> _PROMPT_: Transcribe the entries that follow, word for word.

── EXERCISE DATA

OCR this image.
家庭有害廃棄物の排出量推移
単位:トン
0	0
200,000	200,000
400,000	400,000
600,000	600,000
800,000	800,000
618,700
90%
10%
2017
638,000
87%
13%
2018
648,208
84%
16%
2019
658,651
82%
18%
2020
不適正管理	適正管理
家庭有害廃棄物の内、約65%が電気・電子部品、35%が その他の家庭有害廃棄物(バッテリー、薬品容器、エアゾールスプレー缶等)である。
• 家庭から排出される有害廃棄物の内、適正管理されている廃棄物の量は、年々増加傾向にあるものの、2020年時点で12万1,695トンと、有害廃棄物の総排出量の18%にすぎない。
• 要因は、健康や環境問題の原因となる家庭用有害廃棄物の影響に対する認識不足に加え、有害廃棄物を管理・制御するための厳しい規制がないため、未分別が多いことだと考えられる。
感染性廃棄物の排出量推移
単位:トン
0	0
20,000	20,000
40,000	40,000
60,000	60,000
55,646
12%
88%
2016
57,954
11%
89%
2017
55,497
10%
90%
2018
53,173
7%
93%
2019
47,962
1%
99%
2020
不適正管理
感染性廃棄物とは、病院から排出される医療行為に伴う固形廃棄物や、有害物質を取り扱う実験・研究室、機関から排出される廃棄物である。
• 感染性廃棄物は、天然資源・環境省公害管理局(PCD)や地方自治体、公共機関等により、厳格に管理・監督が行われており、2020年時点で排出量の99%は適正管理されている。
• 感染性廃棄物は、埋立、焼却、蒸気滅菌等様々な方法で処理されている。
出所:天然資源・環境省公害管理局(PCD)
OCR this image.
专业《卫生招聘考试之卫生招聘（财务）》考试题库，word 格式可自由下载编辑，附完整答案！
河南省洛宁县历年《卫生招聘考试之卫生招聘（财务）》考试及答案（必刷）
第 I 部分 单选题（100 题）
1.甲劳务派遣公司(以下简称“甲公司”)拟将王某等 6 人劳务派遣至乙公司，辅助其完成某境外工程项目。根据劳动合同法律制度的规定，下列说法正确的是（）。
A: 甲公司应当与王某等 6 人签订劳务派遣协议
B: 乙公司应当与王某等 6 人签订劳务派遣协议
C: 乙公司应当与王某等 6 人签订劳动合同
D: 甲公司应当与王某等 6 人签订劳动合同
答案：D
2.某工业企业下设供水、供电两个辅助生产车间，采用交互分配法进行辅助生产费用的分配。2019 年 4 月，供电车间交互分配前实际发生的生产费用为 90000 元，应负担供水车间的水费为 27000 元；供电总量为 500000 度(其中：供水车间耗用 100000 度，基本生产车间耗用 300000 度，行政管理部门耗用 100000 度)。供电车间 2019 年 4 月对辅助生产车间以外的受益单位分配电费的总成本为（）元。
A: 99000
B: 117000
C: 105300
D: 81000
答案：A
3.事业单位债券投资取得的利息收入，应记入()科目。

────

> _SOLUTION BELOW_:
OCR this image.
家庭有害廃棄物の排出量推移
単位:トン
0	0
200,000	200,000
400,000	400,000
600,000	600,000
800,000	800,000
618,700
90%
10%
2017
638,000
87%
13%
2018
648,208
84%
16%
2019
658,651
82%
18%
2020
不適正管理	適正管理
家庭有害廃棄物の内、約65%が電気・電子部品、35%が その他の家庭有害廃棄物(バッテリー、薬品容器、エアゾールスプレー缶等)である。
• 家庭から排出される有害廃棄物の内、適正管理されている廃棄物の量は、年々増加傾向にあるものの、2020年時点で12万1,695トンと、有害廃棄物の総排出量の18%にすぎない。
• 要因は、健康や環境問題の原因となる家庭用有害廃棄物の影響に対する認識不足に加え、有害廃棄物を管理・制御するための厳しい規制がないため、未分別が多いことだと考えられる。
感染性廃棄物の排出量推移
単位:トン
0	0
20,000	20,000
40,000	40,000
60,000	60,000
55,646
12%
88%
2016
57,954
11%
89%
2017
55,497
10%
90%
2018
53,173
7%
93%
2019
47,962
1%
99%
2020
不適正管理
感染性廃棄物とは、病院から排出される医療行為に伴う固形廃棄物や、有害物質を取り扱う実験・研究室、機関から排出される廃棄物である。
• 感染性廃棄物は、天然資源・環境省公害管理局(PCD)や地方自治体、公共機関等により、厳格に管理・監督が行われており、2020年時点で排出量の99%は適正管理されている。
• 感染性廃棄物は、埋立、焼却、蒸気滅菌等様々な方法で処理されている。
出所:天然資源・環境省公害管理局(PCD)
OCR this image.
专业《卫生招聘考试之卫生招聘（财务）》考试题库，word 格式可自由下载编辑，附完整答案！
河南省洛宁县历年《卫生招聘考试之卫生招聘（财务）》考试及答案（必刷）
第 I 部分 单选题（100 题）
1.甲劳务派遣公司(以下简称“甲公司”)拟将王某等 6 人劳务派遣至乙公司，辅助其完成某境外工程项目。根据劳动合同法律制度的规定，下列说法正确的是（）。
A: 甲公司应当与王某等 6 人签订劳务派遣协议
B: 乙公司应当与王某等 6 人签订劳务派遣协议
C: 乙公司应当与王某等 6 人签订劳动合同
D: 甲公司应当与王某等 6 人签订劳动合同
答案：D
2.某工业企业下设供水、供电两个辅助生产车间，采用交互分配法进行辅助生产费用的分配。2019 年 4 月，供电车间交互分配前实际发生的生产费用为 90000 元，应负担供水车间的水费为 27000 元；供电总量为 500000 度(其中：供水车间耗用 100000 度，基本生产车间耗用 300000 度，行政管理部门耗用 100000 度)。供电车间 2019 年 4 月对辅助生产车间以外的受益单位分配电费的总成本为（）元。
A: 99000
B: 117000
C: 105300
D: 81000
答案：A
3.事业单位债券投资取得的利息收入，应记入()科目。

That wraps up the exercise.